**EXERCISE PROMPT:** Across all the lines below, how many contain the string "kwalifikujących"? Please reply with the number only.

........

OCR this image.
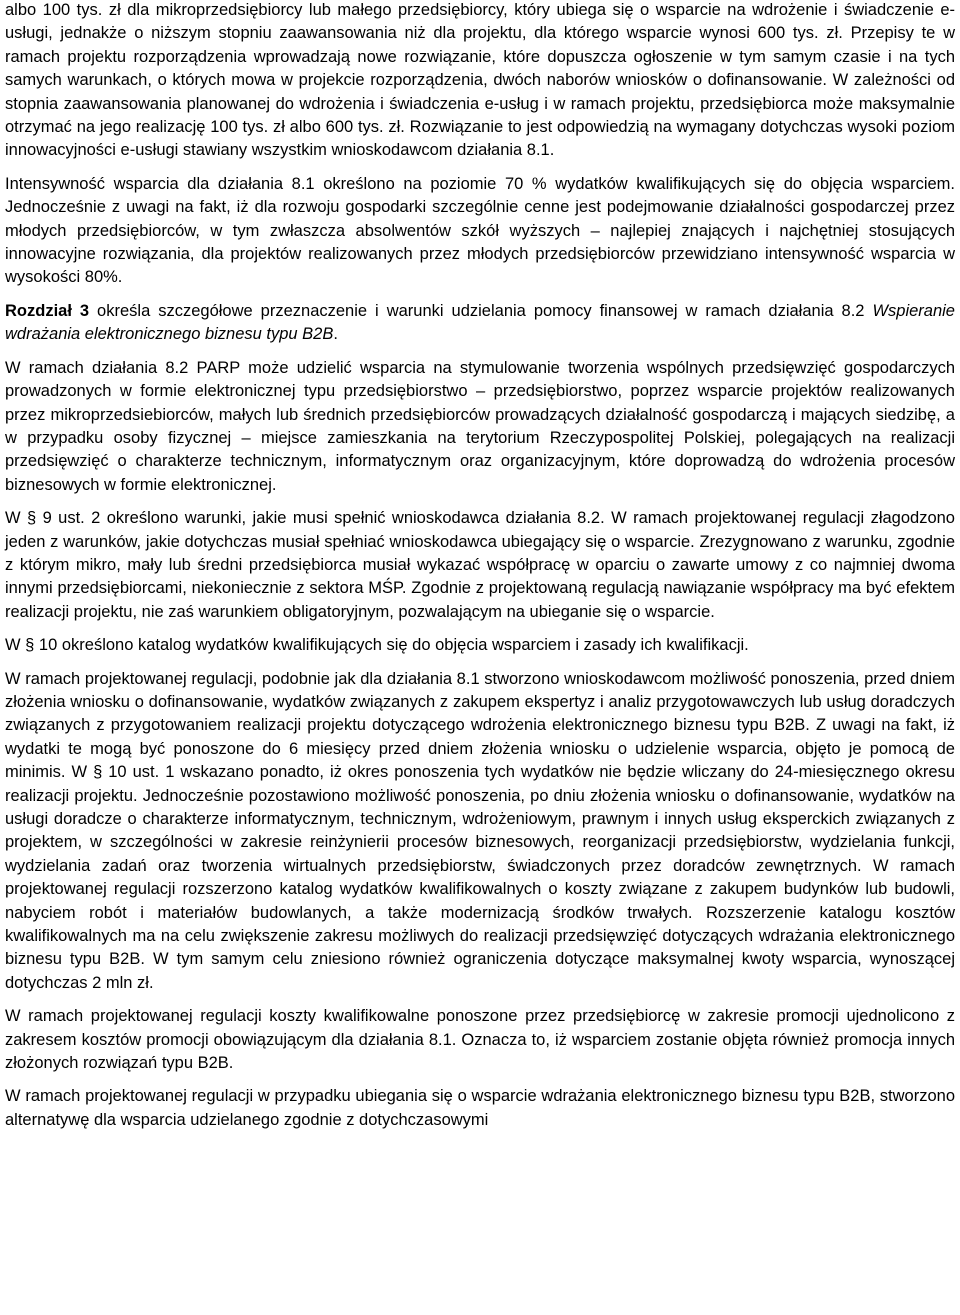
albo 100 tys. zł dla mikroprzedsiębiorcy lub małego przedsiębiorcy, który ubiega się o wsparcie na wdrożenie i świadczenie e-usługi, jednakże o niższym stopniu zaawansowania niż dla projektu, dla którego wsparcie wynosi 600 tys. zł. Przepisy te w ramach projektu rozporządzenia wprowadzają nowe rozwiązanie, które dopuszcza ogłoszenie w tym samym czasie i na tych samych warunkach, o których mowa w projekcie rozporządzenia, dwóch naborów wniosków o dofinansowanie. W zależności od stopnia zaawansowania planowanej do wdrożenia i świadczenia e-usług i w ramach projektu, przedsiębiorca może maksymalnie otrzymać na jego realizację 100 tys. zł albo 600 tys. zł. Rozwiązanie to jest odpowiedzią na wymagany dotychczas wysoki poziom innowacyjności e-usługi stawiany wszystkim wnioskodawcom działania 8.1.

Intensywność wsparcia dla działania 8.1 określono na poziomie 70 % wydatków kwalifikujących się do objęcia wsparciem. Jednocześnie z uwagi na fakt, iż dla rozwoju gospodarki szczególnie cenne jest podejmowanie działalności gospodarczej przez młodych przedsiębiorców, w tym zwłaszcza absolwentów szkół wyższych – najlepiej znających i najchętniej stosujących innowacyjne rozwiązania, dla projektów realizowanych przez młodych przedsiębiorców przewidziano intensywność wsparcia w wysokości 80%.

Rozdział 3 określa szczegółowe przeznaczenie i warunki udzielania pomocy finansowej w ramach działania 8.2 Wspieranie wdrażania elektronicznego biznesu typu B2B.

W ramach działania 8.2 PARP może udzielić wsparcia na stymulowanie tworzenia wspólnych przedsięwzięć gospodarczych prowadzonych w formie elektronicznej typu przedsiębiorstwo – przedsiębiorstwo, poprzez wsparcie projektów realizowanych przez mikroprzedsiebiorców, małych lub średnich przedsiębiorców prowadzących działalność gospodarczą i mających siedzibę, a w przypadku osoby fizycznej – miejsce zamieszkania na terytorium Rzeczypospolitej Polskiej, polegających na realizacji przedsięwzięć o charakterze technicznym, informatycznym oraz organizacyjnym, które doprowadzą do wdrożenia procesów biznesowych w formie elektronicznej.

W § 9 ust. 2 określono warunki, jakie musi spełnić wnioskodawca działania 8.2. W ramach projektowanej regulacji złagodzono jeden z warunków, jakie dotychczas musiał spełniać wnioskodawca ubiegający się o wsparcie. Zrezygnowano z warunku, zgodnie z którym mikro, mały lub średni przedsiębiorca musiał wykazać współpracę w oparciu o zawarte umowy z co najmniej dwoma innymi przedsiębiorcami, niekoniecznie z sektora MŚP. Zgodnie z projektowaną regulacją nawiązanie współpracy ma być efektem realizacji projektu, nie zaś warunkiem obligatoryjnym, pozwalającym na ubieganie się o wsparcie.

W § 10 określono katalog wydatków kwalifikujących się do objęcia wsparciem i zasady ich kwalifikacji.

W ramach projektowanej regulacji, podobnie jak dla działania 8.1 stworzono wnioskodawcom możliwość ponoszenia, przed dniem złożenia wniosku o dofinansowanie, wydatków związanych z zakupem ekspertyz i analiz przygotowawczych lub usług doradczych związanych z przygotowaniem realizacji projektu dotyczącego wdrożenia elektronicznego biznesu typu B2B. Z uwagi na fakt, iż wydatki te mogą być ponoszone do 6 miesięcy przed dniem złożenia wniosku o udzielenie wsparcia, objęto je pomocą de minimis. W § 10 ust. 1 wskazano ponadto, iż okres ponoszenia tych wydatków nie będzie wliczany do 24-miesięcznego okresu realizacji projektu. Jednocześnie pozostawiono możliwość ponoszenia, po dniu złożenia wniosku o dofinansowanie, wydatków na usługi doradcze o charakterze informatycznym, technicznym, wdrożeniowym, prawnym i innych usług eksperckich związanych z projektem, w szczególności w zakresie reinżynierii procesów biznesowych, reorganizacji przedsiębiorstw, wydzielania funkcji, wydzielania zadań oraz tworzenia wirtualnych przedsiębiorstw, świadczonych przez doradców zewnętrznych. W ramach projektowanej regulacji rozszerzono katalog wydatków kwalifikowalnych o koszty związane z zakupem budynków lub budowli, nabyciem robót i materiałów budowlanych, a także modernizacją środków trwałych. Rozszerzenie katalogu kosztów kwalifikowalnych ma na celu zwiększenie zakresu możliwych do realizacji przedsięwzięć dotyczących wdrażania elektronicznego biznesu typu B2B. W tym samym celu zniesiono również ograniczenia dotyczące maksymalnej kwoty wsparcia, wynoszącej dotychczas 2 mln zł.

W ramach projektowanej regulacji koszty kwalifikowalne ponoszone przez przedsiębiorcę w zakresie promocji ujednolicono z zakresem kosztów promocji obowiązującym dla działania 8.1. Oznacza to, iż wsparciem zostanie objęta również promocja innych złożonych rozwiązań typu B2B.

W ramach projektowanej regulacji w przypadku ubiegania się o wsparcie wdrażania elektronicznego biznesu typu B2B, stworzono alternatywę dla wsparcia udzielanego zgodnie z dotychczasowymi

........

**SOLUTION:** 2